**What to produce:** Write every line out verbatim and omit the pictures.

**Material to process:**
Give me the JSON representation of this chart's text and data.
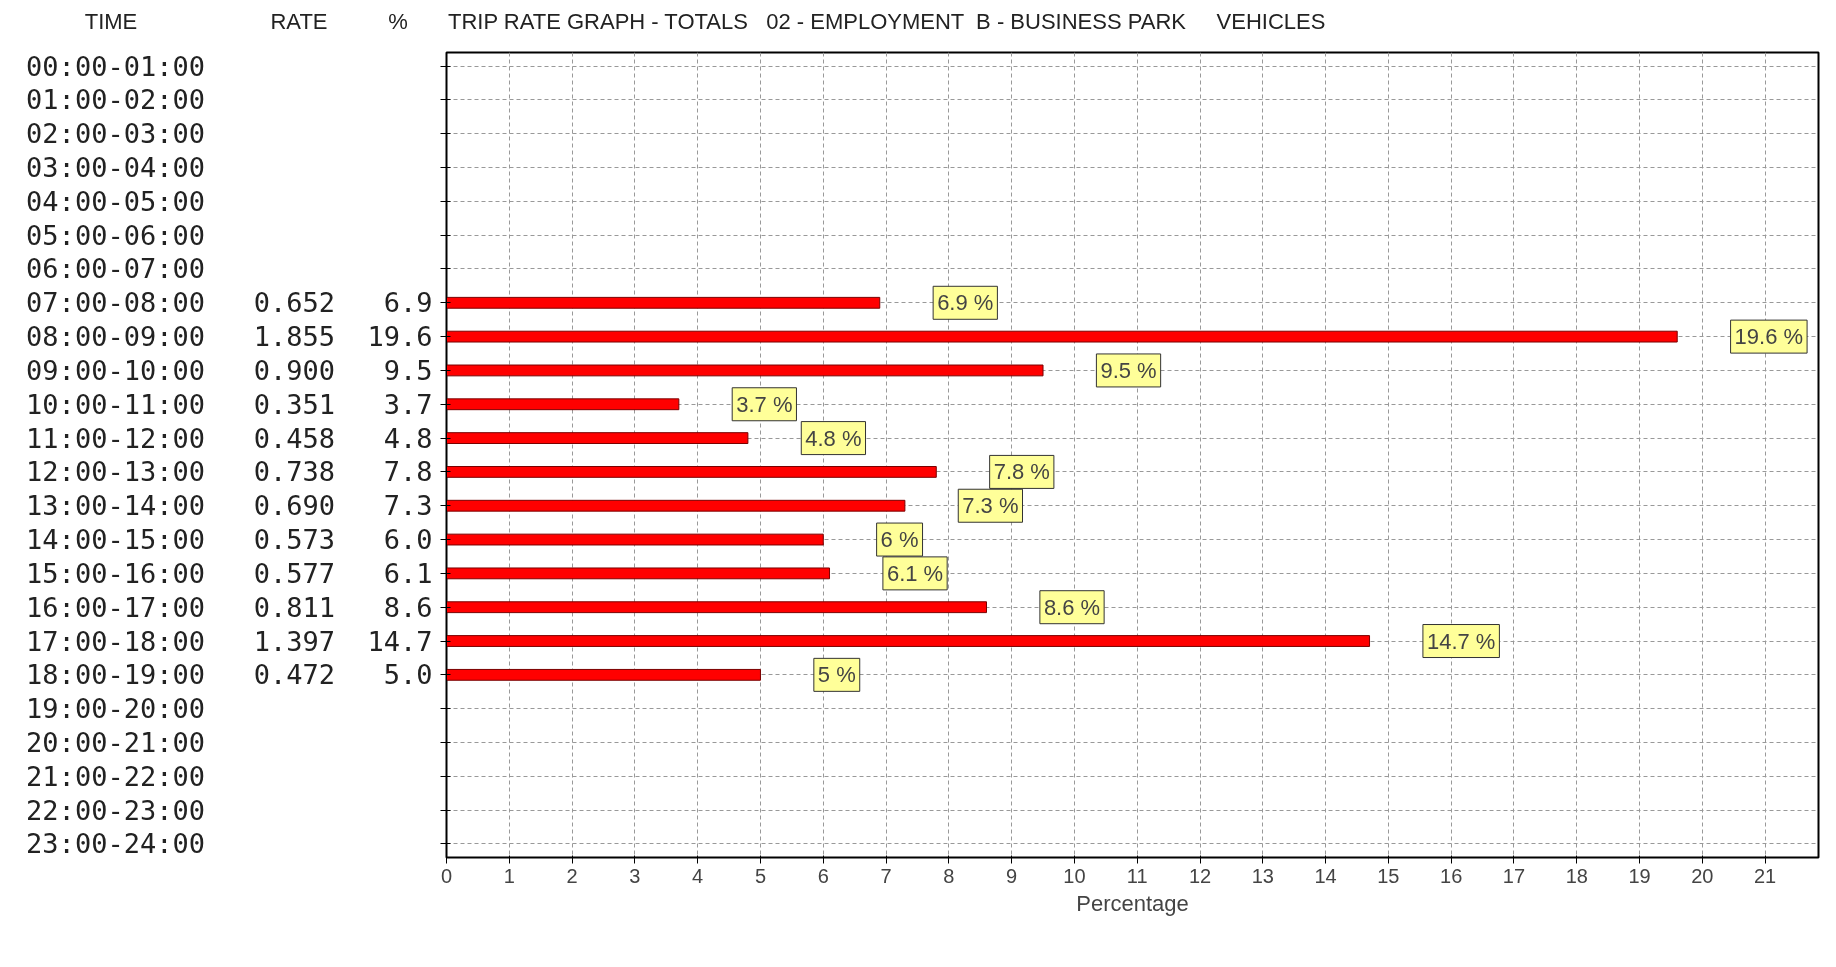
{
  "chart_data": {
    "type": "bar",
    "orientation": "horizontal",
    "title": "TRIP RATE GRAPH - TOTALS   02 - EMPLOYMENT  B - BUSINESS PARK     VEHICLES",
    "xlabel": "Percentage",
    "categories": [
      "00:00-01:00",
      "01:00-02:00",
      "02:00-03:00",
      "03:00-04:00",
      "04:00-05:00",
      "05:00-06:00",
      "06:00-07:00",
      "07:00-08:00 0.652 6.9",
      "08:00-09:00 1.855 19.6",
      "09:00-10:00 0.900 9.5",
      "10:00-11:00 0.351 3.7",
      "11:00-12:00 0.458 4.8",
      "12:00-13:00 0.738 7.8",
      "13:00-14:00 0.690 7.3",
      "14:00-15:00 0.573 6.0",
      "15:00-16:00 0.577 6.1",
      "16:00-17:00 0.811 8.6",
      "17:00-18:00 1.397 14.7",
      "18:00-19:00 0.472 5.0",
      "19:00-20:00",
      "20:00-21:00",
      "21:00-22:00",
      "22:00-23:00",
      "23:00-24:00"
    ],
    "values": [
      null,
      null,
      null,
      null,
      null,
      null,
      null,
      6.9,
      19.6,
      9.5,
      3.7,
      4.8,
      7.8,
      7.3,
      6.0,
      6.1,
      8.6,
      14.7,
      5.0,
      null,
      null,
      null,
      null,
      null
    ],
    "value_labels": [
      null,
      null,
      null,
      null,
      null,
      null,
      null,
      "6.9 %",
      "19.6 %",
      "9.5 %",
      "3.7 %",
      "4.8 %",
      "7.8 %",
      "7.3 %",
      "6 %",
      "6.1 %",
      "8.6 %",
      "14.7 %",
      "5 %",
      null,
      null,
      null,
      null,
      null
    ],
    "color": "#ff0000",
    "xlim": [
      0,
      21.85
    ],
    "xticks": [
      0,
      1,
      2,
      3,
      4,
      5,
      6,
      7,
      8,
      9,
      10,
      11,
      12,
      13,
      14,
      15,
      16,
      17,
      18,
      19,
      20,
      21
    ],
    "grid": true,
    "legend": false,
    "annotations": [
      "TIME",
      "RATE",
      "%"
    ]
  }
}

**Solution to the problem:**
Give me the JSON representation of this chart's text and data.
{
  "chart_data": {
    "type": "bar",
    "orientation": "horizontal",
    "title": "TRIP RATE GRAPH - TOTALS   02 - EMPLOYMENT  B - BUSINESS PARK     VEHICLES",
    "xlabel": "Percentage",
    "categories": [
      "00:00-01:00",
      "01:00-02:00",
      "02:00-03:00",
      "03:00-04:00",
      "04:00-05:00",
      "05:00-06:00",
      "06:00-07:00",
      "07:00-08:00 0.652 6.9",
      "08:00-09:00 1.855 19.6",
      "09:00-10:00 0.900 9.5",
      "10:00-11:00 0.351 3.7",
      "11:00-12:00 0.458 4.8",
      "12:00-13:00 0.738 7.8",
      "13:00-14:00 0.690 7.3",
      "14:00-15:00 0.573 6.0",
      "15:00-16:00 0.577 6.1",
      "16:00-17:00 0.811 8.6",
      "17:00-18:00 1.397 14.7",
      "18:00-19:00 0.472 5.0",
      "19:00-20:00",
      "20:00-21:00",
      "21:00-22:00",
      "22:00-23:00",
      "23:00-24:00"
    ],
    "values": [
      null,
      null,
      null,
      null,
      null,
      null,
      null,
      6.9,
      19.6,
      9.5,
      3.7,
      4.8,
      7.8,
      7.3,
      6.0,
      6.1,
      8.6,
      14.7,
      5.0,
      null,
      null,
      null,
      null,
      null
    ],
    "value_labels": [
      null,
      null,
      null,
      null,
      null,
      null,
      null,
      "6.9 %",
      "19.6 %",
      "9.5 %",
      "3.7 %",
      "4.8 %",
      "7.8 %",
      "7.3 %",
      "6 %",
      "6.1 %",
      "8.6 %",
      "14.7 %",
      "5 %",
      null,
      null,
      null,
      null,
      null
    ],
    "color": "#ff0000",
    "xlim": [
      0,
      21.85
    ],
    "xticks": [
      0,
      1,
      2,
      3,
      4,
      5,
      6,
      7,
      8,
      9,
      10,
      11,
      12,
      13,
      14,
      15,
      16,
      17,
      18,
      19,
      20,
      21
    ],
    "grid": true,
    "legend": false,
    "annotations": [
      "TIME",
      "RATE",
      "%"
    ]
  }
}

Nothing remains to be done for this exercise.